==== Record excerpts ====

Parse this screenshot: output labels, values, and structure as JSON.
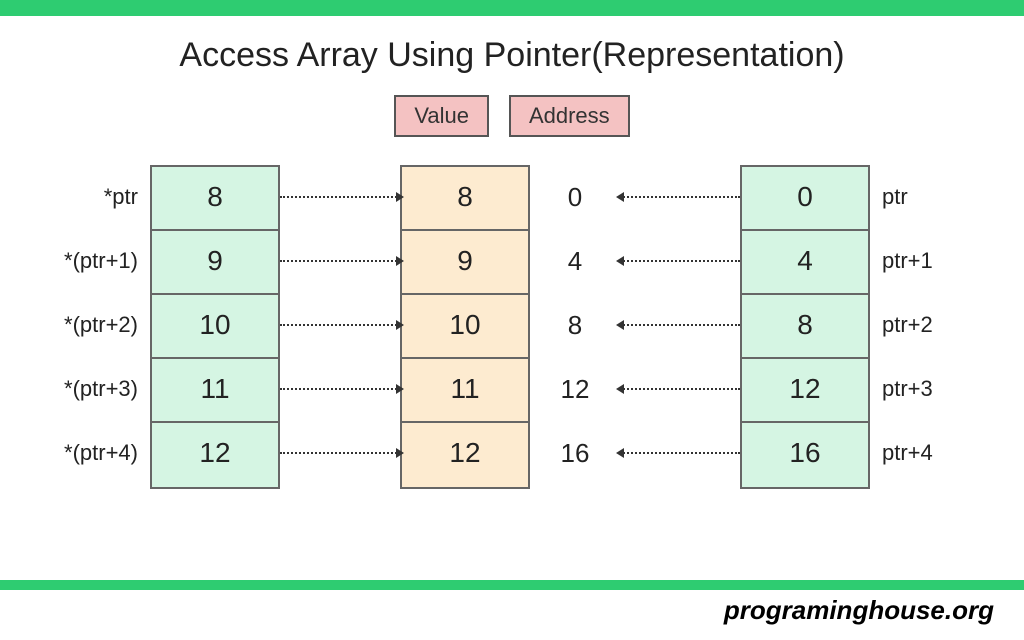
{
  "title": "Access Array Using Pointer(Representation)",
  "legend": {
    "value": "Value",
    "address": "Address"
  },
  "rows": [
    {
      "deref": "*ptr",
      "val": "8",
      "mid": "8",
      "addr": "0",
      "inc": "0",
      "ptr": "ptr"
    },
    {
      "deref": "*(ptr+1)",
      "val": "9",
      "mid": "9",
      "addr": "4",
      "inc": "4",
      "ptr": "ptr+1"
    },
    {
      "deref": "*(ptr+2)",
      "val": "10",
      "mid": "10",
      "addr": "8",
      "inc": "8",
      "ptr": "ptr+2"
    },
    {
      "deref": "*(ptr+3)",
      "val": "11",
      "mid": "11",
      "addr": "12",
      "inc": "12",
      "ptr": "ptr+3"
    },
    {
      "deref": "*(ptr+4)",
      "val": "12",
      "mid": "12",
      "addr": "16",
      "inc": "16",
      "ptr": "ptr+4"
    }
  ],
  "footer": "programinghouse.org"
}
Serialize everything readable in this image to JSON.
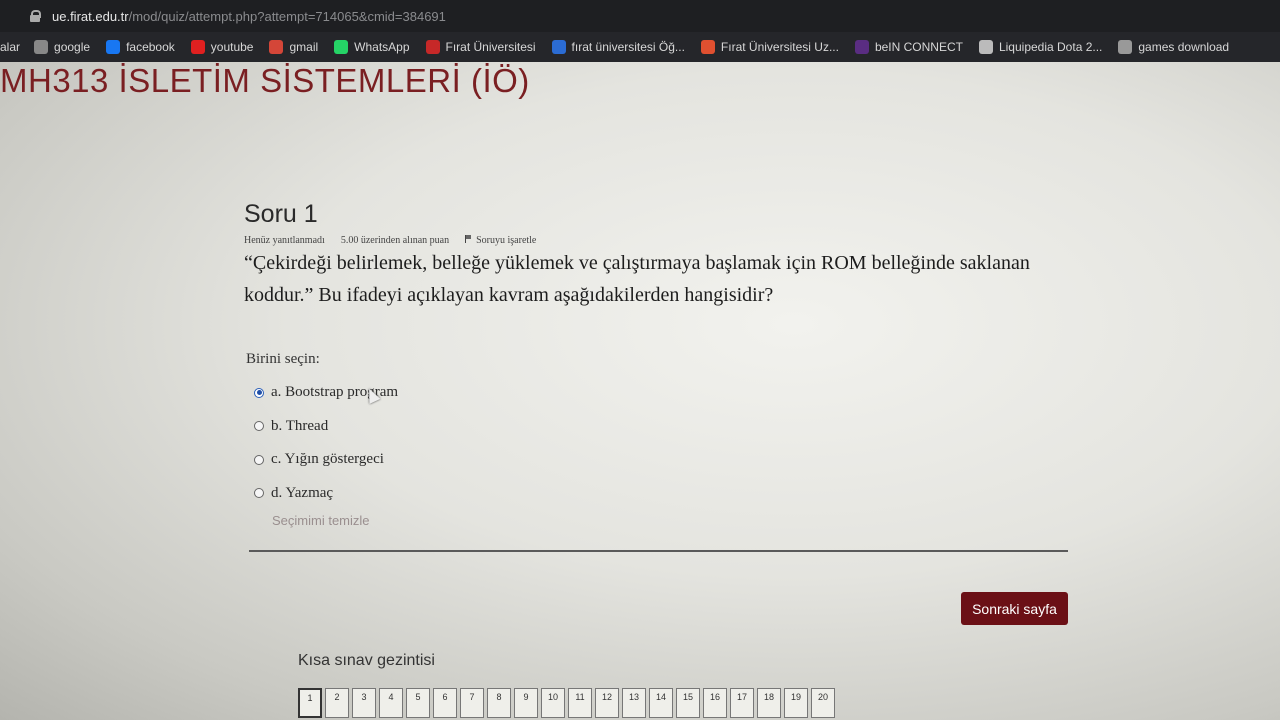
{
  "browser": {
    "url_host": "ue.firat.edu.tr",
    "url_path": "/mod/quiz/attempt.php?attempt=714065&cmid=384691",
    "bookmarks_prefix": "alar",
    "bookmarks": [
      {
        "label": "google",
        "icon": "google-icon",
        "color": "#888888"
      },
      {
        "label": "facebook",
        "icon": "facebook-icon",
        "color": "#1877f2"
      },
      {
        "label": "youtube",
        "icon": "youtube-icon",
        "color": "#e02020"
      },
      {
        "label": "gmail",
        "icon": "gmail-icon",
        "color": "#d44638"
      },
      {
        "label": "WhatsApp",
        "icon": "whatsapp-icon",
        "color": "#25d366"
      },
      {
        "label": "Fırat Üniversitesi",
        "icon": "firat-icon",
        "color": "#c62828"
      },
      {
        "label": "fırat üniversitesi Öğ...",
        "icon": "globe-icon",
        "color": "#2b6cd4"
      },
      {
        "label": "Fırat Üniversitesi Uz...",
        "icon": "circle-logo-icon",
        "color": "#e05030"
      },
      {
        "label": "beIN CONNECT",
        "icon": "bein-icon",
        "color": "#5a2d82"
      },
      {
        "label": "Liquipedia Dota 2...",
        "icon": "star-icon",
        "color": "#bbbbbb"
      },
      {
        "label": "games download",
        "icon": "wordpress-icon",
        "color": "#999999"
      }
    ]
  },
  "course": {
    "title": "MH313 İSLETİM SİSTEMLERİ (İÖ)"
  },
  "question": {
    "title": "Soru 1",
    "status": "Henüz yanıtlanmadı",
    "points": "5.00 üzerinden alınan puan",
    "flag_label": "Soruyu işaretle",
    "text": "“Çekirdeği belirlemek, belleğe yüklemek ve çalıştırmaya başlamak için ROM belleğinde saklanan koddur.” Bu ifadeyi açıklayan kavram aşağıdakilerden hangisidir?",
    "prompt": "Birini seçin:",
    "answers": [
      {
        "label": "a. Bootstrap program",
        "selected": true
      },
      {
        "label": "b. Thread",
        "selected": false
      },
      {
        "label": "c. Yığın göstergeci",
        "selected": false
      },
      {
        "label": "d. Yazmaç",
        "selected": false
      }
    ],
    "clear_label": "Seçimimi temizle"
  },
  "next_button": "Sonraki sayfa",
  "quiz_nav": {
    "title": "Kısa sınav gezintisi",
    "items": [
      "1",
      "2",
      "3",
      "4",
      "5",
      "6",
      "7",
      "8",
      "9",
      "10",
      "11",
      "12",
      "13",
      "14",
      "15",
      "16",
      "17",
      "18",
      "19",
      "20"
    ],
    "current": "1"
  },
  "colors": {
    "accent": "#6b1016",
    "title": "#7a1f22",
    "selected_radio": "#1f4fa8"
  }
}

====

Task goal: Copy out the whole listing exactly, and don't carry over any pictures.

Solved exercise:
Parse this screenshot: output labels, values, and structure as JSON.
{
  "title": "Access Array Using Pointer(Representation)",
  "legend": {
    "value": "Value",
    "address": "Address"
  },
  "rows": [
    {
      "deref": "*ptr",
      "val": "8",
      "mid": "8",
      "addr": "0",
      "inc": "0",
      "ptr": "ptr"
    },
    {
      "deref": "*(ptr+1)",
      "val": "9",
      "mid": "9",
      "addr": "4",
      "inc": "4",
      "ptr": "ptr+1"
    },
    {
      "deref": "*(ptr+2)",
      "val": "10",
      "mid": "10",
      "addr": "8",
      "inc": "8",
      "ptr": "ptr+2"
    },
    {
      "deref": "*(ptr+3)",
      "val": "11",
      "mid": "11",
      "addr": "12",
      "inc": "12",
      "ptr": "ptr+3"
    },
    {
      "deref": "*(ptr+4)",
      "val": "12",
      "mid": "12",
      "addr": "16",
      "inc": "16",
      "ptr": "ptr+4"
    }
  ],
  "footer": "programinghouse.org"
}
Serialize everything readable in this image to JSON.
{
  "browser": {
    "url_host": "ue.firat.edu.tr",
    "url_path": "/mod/quiz/attempt.php?attempt=714065&cmid=384691",
    "bookmarks_prefix": "alar",
    "bookmarks": [
      {
        "label": "google",
        "icon": "google-icon",
        "color": "#888888"
      },
      {
        "label": "facebook",
        "icon": "facebook-icon",
        "color": "#1877f2"
      },
      {
        "label": "youtube",
        "icon": "youtube-icon",
        "color": "#e02020"
      },
      {
        "label": "gmail",
        "icon": "gmail-icon",
        "color": "#d44638"
      },
      {
        "label": "WhatsApp",
        "icon": "whatsapp-icon",
        "color": "#25d366"
      },
      {
        "label": "Fırat Üniversitesi",
        "icon": "firat-icon",
        "color": "#c62828"
      },
      {
        "label": "fırat üniversitesi Öğ...",
        "icon": "globe-icon",
        "color": "#2b6cd4"
      },
      {
        "label": "Fırat Üniversitesi Uz...",
        "icon": "circle-logo-icon",
        "color": "#e05030"
      },
      {
        "label": "beIN CONNECT",
        "icon": "bein-icon",
        "color": "#5a2d82"
      },
      {
        "label": "Liquipedia Dota 2...",
        "icon": "star-icon",
        "color": "#bbbbbb"
      },
      {
        "label": "games download",
        "icon": "wordpress-icon",
        "color": "#999999"
      }
    ]
  },
  "course": {
    "title": "MH313 İSLETİM SİSTEMLERİ (İÖ)"
  },
  "question": {
    "title": "Soru 1",
    "status": "Henüz yanıtlanmadı",
    "points": "5.00 üzerinden alınan puan",
    "flag_label": "Soruyu işaretle",
    "text": "“Çekirdeği belirlemek, belleğe yüklemek ve çalıştırmaya başlamak için ROM belleğinde saklanan koddur.” Bu ifadeyi açıklayan kavram aşağıdakilerden hangisidir?",
    "prompt": "Birini seçin:",
    "answers": [
      {
        "label": "a. Bootstrap program",
        "selected": true
      },
      {
        "label": "b. Thread",
        "selected": false
      },
      {
        "label": "c. Yığın göstergeci",
        "selected": false
      },
      {
        "label": "d. Yazmaç",
        "selected": false
      }
    ],
    "clear_label": "Seçimimi temizle"
  },
  "next_button": "Sonraki sayfa",
  "quiz_nav": {
    "title": "Kısa sınav gezintisi",
    "items": [
      "1",
      "2",
      "3",
      "4",
      "5",
      "6",
      "7",
      "8",
      "9",
      "10",
      "11",
      "12",
      "13",
      "14",
      "15",
      "16",
      "17",
      "18",
      "19",
      "20"
    ],
    "current": "1"
  },
  "colors": {
    "accent": "#6b1016",
    "title": "#7a1f22",
    "selected_radio": "#1f4fa8"
  }
}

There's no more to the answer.